## Problem statement:
Find every line with the word "right". Copy those lines.

## Provided material:
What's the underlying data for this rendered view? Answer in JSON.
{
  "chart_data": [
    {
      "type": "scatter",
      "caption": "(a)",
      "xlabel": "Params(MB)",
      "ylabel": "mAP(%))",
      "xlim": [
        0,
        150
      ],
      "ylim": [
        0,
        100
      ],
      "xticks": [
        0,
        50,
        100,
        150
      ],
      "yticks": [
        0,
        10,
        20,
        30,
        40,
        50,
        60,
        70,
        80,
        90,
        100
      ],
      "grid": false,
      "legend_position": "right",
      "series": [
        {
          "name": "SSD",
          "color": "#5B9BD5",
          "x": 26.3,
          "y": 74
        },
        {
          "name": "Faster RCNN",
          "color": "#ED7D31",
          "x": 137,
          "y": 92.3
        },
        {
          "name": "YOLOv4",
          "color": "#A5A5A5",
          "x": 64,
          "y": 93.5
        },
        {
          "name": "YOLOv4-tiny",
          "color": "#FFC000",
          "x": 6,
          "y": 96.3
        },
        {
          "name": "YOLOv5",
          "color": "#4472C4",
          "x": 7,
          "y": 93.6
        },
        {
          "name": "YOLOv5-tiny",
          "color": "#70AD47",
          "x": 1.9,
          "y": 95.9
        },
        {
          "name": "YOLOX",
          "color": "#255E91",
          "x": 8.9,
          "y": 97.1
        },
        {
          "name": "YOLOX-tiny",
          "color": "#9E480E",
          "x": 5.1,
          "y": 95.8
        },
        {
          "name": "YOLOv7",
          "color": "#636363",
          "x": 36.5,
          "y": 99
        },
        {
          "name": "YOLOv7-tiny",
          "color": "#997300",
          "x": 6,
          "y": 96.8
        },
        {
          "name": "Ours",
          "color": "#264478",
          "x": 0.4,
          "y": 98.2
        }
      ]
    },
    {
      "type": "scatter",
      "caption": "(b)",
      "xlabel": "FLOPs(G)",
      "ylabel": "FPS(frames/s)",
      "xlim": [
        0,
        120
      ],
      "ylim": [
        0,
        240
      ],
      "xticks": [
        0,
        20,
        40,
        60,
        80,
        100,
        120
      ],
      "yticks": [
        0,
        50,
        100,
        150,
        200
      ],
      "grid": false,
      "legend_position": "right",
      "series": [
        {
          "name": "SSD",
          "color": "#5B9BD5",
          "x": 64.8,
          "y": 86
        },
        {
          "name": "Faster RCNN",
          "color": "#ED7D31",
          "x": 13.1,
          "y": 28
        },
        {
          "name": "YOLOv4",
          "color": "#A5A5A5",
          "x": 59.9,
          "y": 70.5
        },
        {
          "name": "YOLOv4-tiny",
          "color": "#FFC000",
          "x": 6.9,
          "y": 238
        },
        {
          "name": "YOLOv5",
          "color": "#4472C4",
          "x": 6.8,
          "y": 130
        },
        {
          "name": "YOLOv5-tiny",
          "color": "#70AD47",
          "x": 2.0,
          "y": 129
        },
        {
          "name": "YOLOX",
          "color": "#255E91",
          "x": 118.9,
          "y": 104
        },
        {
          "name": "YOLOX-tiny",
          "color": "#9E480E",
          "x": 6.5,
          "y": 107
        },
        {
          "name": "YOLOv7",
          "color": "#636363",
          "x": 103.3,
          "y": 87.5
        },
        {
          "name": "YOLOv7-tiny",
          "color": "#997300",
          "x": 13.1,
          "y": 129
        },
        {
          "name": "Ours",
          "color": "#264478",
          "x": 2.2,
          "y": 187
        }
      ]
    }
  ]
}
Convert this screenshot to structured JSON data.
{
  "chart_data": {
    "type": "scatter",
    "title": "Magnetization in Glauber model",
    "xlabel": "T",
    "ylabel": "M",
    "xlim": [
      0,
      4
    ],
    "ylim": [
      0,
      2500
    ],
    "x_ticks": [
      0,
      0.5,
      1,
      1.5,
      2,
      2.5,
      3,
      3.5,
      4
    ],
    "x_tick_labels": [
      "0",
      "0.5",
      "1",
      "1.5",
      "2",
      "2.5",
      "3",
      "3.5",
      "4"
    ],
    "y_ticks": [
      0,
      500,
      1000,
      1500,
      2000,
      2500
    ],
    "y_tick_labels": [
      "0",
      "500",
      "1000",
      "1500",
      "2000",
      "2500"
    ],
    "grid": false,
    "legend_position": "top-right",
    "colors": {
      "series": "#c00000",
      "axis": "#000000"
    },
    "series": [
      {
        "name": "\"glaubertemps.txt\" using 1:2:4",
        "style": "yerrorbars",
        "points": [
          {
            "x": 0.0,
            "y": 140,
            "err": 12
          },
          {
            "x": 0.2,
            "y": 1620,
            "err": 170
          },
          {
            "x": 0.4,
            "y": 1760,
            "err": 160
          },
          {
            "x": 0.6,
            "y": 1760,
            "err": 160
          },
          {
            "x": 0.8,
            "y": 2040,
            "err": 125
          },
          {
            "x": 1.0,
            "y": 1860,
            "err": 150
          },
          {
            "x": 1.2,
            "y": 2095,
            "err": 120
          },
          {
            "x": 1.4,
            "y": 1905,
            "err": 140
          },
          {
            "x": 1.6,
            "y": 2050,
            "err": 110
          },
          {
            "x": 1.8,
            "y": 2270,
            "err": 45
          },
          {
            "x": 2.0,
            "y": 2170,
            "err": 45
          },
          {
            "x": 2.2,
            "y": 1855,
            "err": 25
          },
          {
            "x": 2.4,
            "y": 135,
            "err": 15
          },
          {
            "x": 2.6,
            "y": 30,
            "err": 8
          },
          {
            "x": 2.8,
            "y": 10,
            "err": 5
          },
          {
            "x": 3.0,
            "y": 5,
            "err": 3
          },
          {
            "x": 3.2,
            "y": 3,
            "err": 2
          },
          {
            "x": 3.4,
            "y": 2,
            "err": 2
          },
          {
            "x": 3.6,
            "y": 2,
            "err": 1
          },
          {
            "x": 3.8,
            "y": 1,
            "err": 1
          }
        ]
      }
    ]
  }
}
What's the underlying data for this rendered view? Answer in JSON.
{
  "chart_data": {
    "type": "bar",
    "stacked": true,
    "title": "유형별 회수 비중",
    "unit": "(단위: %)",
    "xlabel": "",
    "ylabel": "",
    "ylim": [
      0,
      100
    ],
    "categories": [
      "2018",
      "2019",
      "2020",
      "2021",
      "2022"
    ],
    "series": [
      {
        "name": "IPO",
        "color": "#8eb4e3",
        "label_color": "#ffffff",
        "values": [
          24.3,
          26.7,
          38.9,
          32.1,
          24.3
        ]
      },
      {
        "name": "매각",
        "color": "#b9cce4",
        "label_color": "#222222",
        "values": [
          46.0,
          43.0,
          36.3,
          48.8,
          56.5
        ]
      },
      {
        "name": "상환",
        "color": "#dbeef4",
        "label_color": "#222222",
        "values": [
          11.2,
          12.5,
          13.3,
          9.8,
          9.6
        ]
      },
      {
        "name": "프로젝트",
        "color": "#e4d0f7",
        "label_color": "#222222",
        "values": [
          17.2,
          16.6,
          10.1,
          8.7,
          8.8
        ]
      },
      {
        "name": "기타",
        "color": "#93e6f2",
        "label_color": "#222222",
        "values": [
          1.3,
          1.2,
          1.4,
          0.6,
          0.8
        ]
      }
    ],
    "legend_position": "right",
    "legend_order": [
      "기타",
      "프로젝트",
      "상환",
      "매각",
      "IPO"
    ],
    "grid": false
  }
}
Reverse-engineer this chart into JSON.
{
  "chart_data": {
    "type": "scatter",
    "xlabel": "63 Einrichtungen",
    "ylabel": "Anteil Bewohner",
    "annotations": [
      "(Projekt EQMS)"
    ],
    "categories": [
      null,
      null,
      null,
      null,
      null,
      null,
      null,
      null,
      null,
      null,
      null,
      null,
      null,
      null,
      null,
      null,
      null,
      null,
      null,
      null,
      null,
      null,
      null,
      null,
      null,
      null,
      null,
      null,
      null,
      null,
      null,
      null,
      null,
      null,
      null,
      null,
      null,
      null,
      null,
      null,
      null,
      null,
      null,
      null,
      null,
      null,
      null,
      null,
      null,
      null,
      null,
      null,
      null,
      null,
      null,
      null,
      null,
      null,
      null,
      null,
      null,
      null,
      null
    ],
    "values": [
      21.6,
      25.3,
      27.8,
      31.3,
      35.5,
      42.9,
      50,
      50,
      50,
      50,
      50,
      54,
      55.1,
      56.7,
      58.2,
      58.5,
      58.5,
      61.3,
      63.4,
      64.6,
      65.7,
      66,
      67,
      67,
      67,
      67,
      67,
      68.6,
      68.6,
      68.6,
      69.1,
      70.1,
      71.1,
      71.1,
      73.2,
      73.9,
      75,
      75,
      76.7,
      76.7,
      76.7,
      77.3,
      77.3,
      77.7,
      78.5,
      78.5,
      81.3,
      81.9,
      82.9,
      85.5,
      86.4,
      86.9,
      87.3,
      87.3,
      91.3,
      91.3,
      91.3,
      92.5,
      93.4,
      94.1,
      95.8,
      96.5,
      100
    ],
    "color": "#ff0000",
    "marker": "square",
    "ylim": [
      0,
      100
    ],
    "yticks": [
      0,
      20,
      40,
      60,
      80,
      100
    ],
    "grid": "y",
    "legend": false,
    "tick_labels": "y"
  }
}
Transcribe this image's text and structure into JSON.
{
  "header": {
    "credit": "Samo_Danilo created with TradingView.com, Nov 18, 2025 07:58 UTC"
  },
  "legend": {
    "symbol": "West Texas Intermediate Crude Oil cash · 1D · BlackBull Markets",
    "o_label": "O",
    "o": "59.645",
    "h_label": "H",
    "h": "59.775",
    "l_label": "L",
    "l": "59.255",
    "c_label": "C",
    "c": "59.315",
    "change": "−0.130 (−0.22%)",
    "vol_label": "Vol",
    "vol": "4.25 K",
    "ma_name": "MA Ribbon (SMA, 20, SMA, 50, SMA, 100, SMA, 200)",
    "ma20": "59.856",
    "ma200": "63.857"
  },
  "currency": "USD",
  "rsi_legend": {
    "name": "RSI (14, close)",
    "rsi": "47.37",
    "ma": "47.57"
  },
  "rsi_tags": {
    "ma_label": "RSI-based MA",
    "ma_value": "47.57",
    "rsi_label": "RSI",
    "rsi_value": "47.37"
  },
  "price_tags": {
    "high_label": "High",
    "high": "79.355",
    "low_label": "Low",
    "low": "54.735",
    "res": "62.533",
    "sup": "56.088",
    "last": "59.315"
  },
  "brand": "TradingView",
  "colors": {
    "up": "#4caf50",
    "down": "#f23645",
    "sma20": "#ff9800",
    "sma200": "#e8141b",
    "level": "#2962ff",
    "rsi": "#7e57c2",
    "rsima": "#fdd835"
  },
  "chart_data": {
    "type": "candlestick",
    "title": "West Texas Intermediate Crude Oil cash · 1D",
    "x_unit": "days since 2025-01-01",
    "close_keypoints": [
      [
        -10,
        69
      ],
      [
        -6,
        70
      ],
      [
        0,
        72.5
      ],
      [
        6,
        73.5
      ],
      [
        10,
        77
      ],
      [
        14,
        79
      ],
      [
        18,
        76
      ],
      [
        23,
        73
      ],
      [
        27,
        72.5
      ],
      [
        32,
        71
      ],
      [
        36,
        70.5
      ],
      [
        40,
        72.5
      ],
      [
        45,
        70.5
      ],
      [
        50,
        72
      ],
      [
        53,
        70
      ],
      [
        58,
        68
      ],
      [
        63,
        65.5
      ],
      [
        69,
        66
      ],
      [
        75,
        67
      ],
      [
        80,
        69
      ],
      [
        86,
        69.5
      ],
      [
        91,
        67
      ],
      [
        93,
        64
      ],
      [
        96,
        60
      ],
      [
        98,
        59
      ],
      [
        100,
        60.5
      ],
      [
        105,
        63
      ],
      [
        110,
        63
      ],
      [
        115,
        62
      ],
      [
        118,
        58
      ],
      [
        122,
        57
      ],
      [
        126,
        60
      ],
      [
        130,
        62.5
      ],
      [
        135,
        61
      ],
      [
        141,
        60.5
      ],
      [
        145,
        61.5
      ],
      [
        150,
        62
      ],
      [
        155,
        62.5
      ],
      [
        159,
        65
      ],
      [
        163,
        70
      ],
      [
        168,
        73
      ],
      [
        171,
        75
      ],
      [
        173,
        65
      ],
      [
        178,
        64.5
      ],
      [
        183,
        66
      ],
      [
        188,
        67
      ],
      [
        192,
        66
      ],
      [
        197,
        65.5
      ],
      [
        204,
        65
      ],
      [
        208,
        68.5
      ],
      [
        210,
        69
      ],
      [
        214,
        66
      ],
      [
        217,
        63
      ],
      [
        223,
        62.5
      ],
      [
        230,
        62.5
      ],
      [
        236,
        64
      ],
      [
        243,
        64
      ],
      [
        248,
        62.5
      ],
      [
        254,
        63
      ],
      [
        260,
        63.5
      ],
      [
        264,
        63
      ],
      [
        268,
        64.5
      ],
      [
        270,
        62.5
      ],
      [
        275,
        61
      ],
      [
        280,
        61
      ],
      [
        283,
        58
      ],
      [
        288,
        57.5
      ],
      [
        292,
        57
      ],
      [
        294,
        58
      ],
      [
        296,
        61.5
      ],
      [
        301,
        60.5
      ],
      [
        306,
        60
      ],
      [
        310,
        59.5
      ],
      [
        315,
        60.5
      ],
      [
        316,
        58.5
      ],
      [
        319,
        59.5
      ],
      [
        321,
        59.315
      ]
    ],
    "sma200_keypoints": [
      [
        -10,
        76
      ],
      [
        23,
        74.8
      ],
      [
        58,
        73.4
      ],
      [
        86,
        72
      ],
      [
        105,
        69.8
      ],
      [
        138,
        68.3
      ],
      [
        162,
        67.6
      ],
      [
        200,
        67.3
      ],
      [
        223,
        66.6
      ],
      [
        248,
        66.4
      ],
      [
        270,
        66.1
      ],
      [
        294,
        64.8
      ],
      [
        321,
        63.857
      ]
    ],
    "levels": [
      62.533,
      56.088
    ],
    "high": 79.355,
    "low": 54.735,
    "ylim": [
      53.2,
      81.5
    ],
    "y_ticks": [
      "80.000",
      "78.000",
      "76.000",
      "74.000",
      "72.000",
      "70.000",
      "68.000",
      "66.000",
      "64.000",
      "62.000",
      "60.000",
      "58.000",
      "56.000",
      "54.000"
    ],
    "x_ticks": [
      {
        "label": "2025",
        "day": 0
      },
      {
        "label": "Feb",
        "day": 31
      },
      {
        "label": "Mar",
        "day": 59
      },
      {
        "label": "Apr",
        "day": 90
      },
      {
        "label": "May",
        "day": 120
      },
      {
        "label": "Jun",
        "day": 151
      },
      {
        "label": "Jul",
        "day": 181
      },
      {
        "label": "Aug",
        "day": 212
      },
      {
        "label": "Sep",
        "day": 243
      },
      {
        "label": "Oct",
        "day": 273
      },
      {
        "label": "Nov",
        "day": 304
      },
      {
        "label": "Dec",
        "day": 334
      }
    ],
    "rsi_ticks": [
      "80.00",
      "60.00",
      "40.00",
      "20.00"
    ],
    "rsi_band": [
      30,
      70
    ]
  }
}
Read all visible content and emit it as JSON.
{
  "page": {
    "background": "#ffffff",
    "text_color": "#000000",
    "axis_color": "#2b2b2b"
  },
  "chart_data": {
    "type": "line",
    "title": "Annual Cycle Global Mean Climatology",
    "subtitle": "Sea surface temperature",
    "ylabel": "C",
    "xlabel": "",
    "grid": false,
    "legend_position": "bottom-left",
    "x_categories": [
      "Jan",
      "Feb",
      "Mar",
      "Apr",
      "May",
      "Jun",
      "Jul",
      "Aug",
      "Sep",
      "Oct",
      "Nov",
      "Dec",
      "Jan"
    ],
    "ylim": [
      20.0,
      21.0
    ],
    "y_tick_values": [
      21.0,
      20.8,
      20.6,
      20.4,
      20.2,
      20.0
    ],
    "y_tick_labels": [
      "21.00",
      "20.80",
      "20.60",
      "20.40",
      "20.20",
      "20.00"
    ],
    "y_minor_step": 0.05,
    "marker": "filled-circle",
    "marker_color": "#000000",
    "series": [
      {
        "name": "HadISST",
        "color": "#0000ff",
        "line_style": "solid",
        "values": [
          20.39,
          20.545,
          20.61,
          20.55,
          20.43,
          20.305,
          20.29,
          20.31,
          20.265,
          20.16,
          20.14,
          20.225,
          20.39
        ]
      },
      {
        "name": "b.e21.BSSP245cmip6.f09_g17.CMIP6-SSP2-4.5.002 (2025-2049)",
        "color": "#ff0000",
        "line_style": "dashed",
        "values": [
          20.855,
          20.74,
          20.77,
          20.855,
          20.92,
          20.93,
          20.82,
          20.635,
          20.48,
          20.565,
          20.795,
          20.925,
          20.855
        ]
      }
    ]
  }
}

## Full response:
      "legend_position": "right",
      "legend_position": "right",
    "legend_position": "top-right",
    "legend_position": "right",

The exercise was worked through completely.